(Dataset records of document pages)
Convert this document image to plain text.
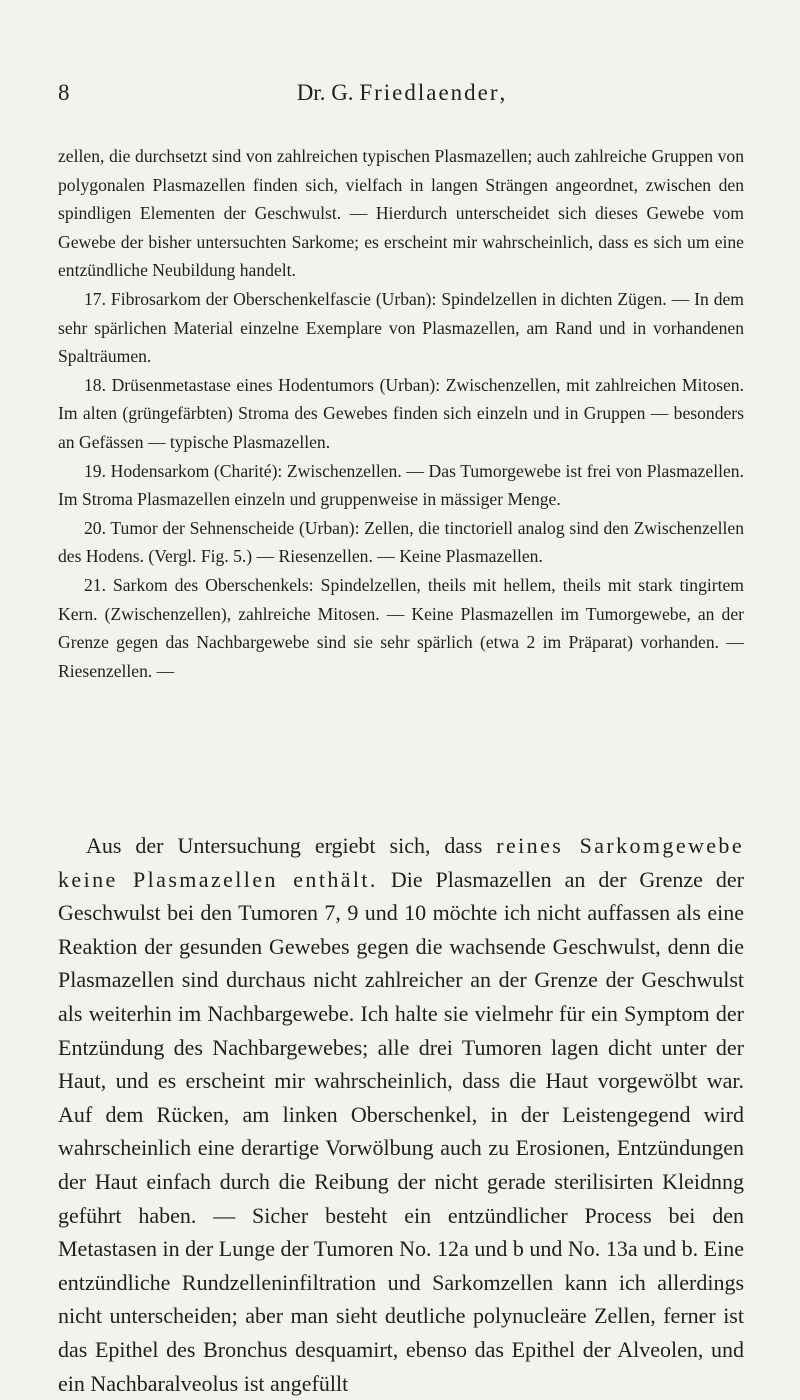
8	Dr. G. Friedlaender,

zellen, die durchsetzt sind von zahlreichen typischen Plasmazellen; auch zahlreiche Gruppen von polygonalen Plasmazellen finden sich, vielfach in langen Strängen angeordnet, zwischen den spindligen Elementen der Geschwulst. — Hierdurch unterscheidet sich dieses Gewebe vom Gewebe der bisher untersuchten Sarkome; es erscheint mir wahrscheinlich, dass es sich um eine entzündliche Neubildung handelt.

17. Fibrosarkom der Oberschenkelfascie (Urban): Spindelzellen in dichten Zügen. — In dem sehr spärlichen Material einzelne Exemplare von Plasmazellen, am Rand und in vorhandenen Spalträumen.

18. Drüsenmetastase eines Hodentumors (Urban): Zwischenzellen, mit zahlreichen Mitosen. Im alten (grüngefärbten) Stroma des Gewebes finden sich einzeln und in Gruppen — besonders an Gefässen — typische Plasmazellen.

19. Hodensarkom (Charité): Zwischenzellen. — Das Tumorgewebe ist frei von Plasmazellen. Im Stroma Plasmazellen einzeln und gruppenweise in mässiger Menge.

20. Tumor der Sehnenscheide (Urban): Zellen, die tinctoriell analog sind den Zwischenzellen des Hodens. (Vergl. Fig. 5.) — Riesenzellen. — Keine Plasmazellen.

21. Sarkom des Oberschenkels: Spindelzellen, theils mit hellem, theils mit stark tingirtem Kern. (Zwischenzellen), zahlreiche Mitosen. — Keine Plasmazellen im Tumorgewebe, an der Grenze gegen das Nachbargewebe sind sie sehr spärlich (etwa 2 im Präparat) vorhanden. — Riesenzellen. —

Aus der Untersuchung ergiebt sich, dass reines Sarkomgewebe keine Plasmazellen enthält. Die Plasmazellen an der Grenze der Geschwulst bei den Tumoren 7, 9 und 10 möchte ich nicht auffassen als eine Reaktion der gesunden Gewebes gegen die wachsende Geschwulst, denn die Plasmazellen sind durchaus nicht zahlreicher an der Grenze der Geschwulst als weiterhin im Nachbargewebe. Ich halte sie vielmehr für ein Symptom der Entzündung des Nachbargewebes; alle drei Tumoren lagen dicht unter der Haut, und es erscheint mir wahrscheinlich, dass die Haut vorgewölbt war. Auf dem Rücken, am linken Oberschenkel, in der Leistengegend wird wahrscheinlich eine derartige Vorwölbung auch zu Erosionen, Entzündungen der Haut einfach durch die Reibung der nicht gerade sterilisirten Kleidnng geführt haben. — Sicher besteht ein entzündlicher Process bei den Metastasen in der Lunge der Tumoren No. 12a und b und No. 13a und b. Eine entzündliche Rundzelleninfiltration und Sarkomzellen kann ich allerdings nicht unterscheiden; aber man sieht deutliche polynucleäre Zellen, ferner ist das Epithel des Bronchus desquamirt, ebenso das Epithel der Alveolen, und ein Nachbaralveolus ist angefüllt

Task brief.
Exclude the images and copy every record above exactly.

Response to this exercise.
Convert this document image to plain text.
8	Dr. G. Friedlaender,

zellen, die durchsetzt sind von zahlreichen typischen Plasmazellen; auch zahlreiche Gruppen von polygonalen Plasmazellen finden sich, vielfach in langen Strängen angeordnet, zwischen den spindligen Elementen der Geschwulst. — Hierdurch unterscheidet sich dieses Gewebe vom Gewebe der bisher untersuchten Sarkome; es erscheint mir wahrscheinlich, dass es sich um eine entzündliche Neubildung handelt.

17. Fibrosarkom der Oberschenkelfascie (Urban): Spindelzellen in dichten Zügen. — In dem sehr spärlichen Material einzelne Exemplare von Plasmazellen, am Rand und in vorhandenen Spalträumen.

18. Drüsenmetastase eines Hodentumors (Urban): Zwischenzellen, mit zahlreichen Mitosen. Im alten (grüngefärbten) Stroma des Gewebes finden sich einzeln und in Gruppen — besonders an Gefässen — typische Plasmazellen.

19. Hodensarkom (Charité): Zwischenzellen. — Das Tumorgewebe ist frei von Plasmazellen. Im Stroma Plasmazellen einzeln und gruppenweise in mässiger Menge.

20. Tumor der Sehnenscheide (Urban): Zellen, die tinctoriell analog sind den Zwischenzellen des Hodens. (Vergl. Fig. 5.) — Riesenzellen. — Keine Plasmazellen.

21. Sarkom des Oberschenkels: Spindelzellen, theils mit hellem, theils mit stark tingirtem Kern. (Zwischenzellen), zahlreiche Mitosen. — Keine Plasmazellen im Tumorgewebe, an der Grenze gegen das Nachbargewebe sind sie sehr spärlich (etwa 2 im Präparat) vorhanden. — Riesenzellen. —

Aus der Untersuchung ergiebt sich, dass reines Sarkomgewebe keine Plasmazellen enthält. Die Plasmazellen an der Grenze der Geschwulst bei den Tumoren 7, 9 und 10 möchte ich nicht auffassen als eine Reaktion der gesunden Gewebes gegen die wachsende Geschwulst, denn die Plasmazellen sind durchaus nicht zahlreicher an der Grenze der Geschwulst als weiterhin im Nachbargewebe. Ich halte sie vielmehr für ein Symptom der Entzündung des Nachbargewebes; alle drei Tumoren lagen dicht unter der Haut, und es erscheint mir wahrscheinlich, dass die Haut vorgewölbt war. Auf dem Rücken, am linken Oberschenkel, in der Leistengegend wird wahrscheinlich eine derartige Vorwölbung auch zu Erosionen, Entzündungen der Haut einfach durch die Reibung der nicht gerade sterilisirten Kleidnng geführt haben. — Sicher besteht ein entzündlicher Process bei den Metastasen in der Lunge der Tumoren No. 12a und b und No. 13a und b. Eine entzündliche Rundzelleninfiltration und Sarkomzellen kann ich allerdings nicht unterscheiden; aber man sieht deutliche polynucleäre Zellen, ferner ist das Epithel des Bronchus desquamirt, ebenso das Epithel der Alveolen, und ein Nachbaralveolus ist angefüllt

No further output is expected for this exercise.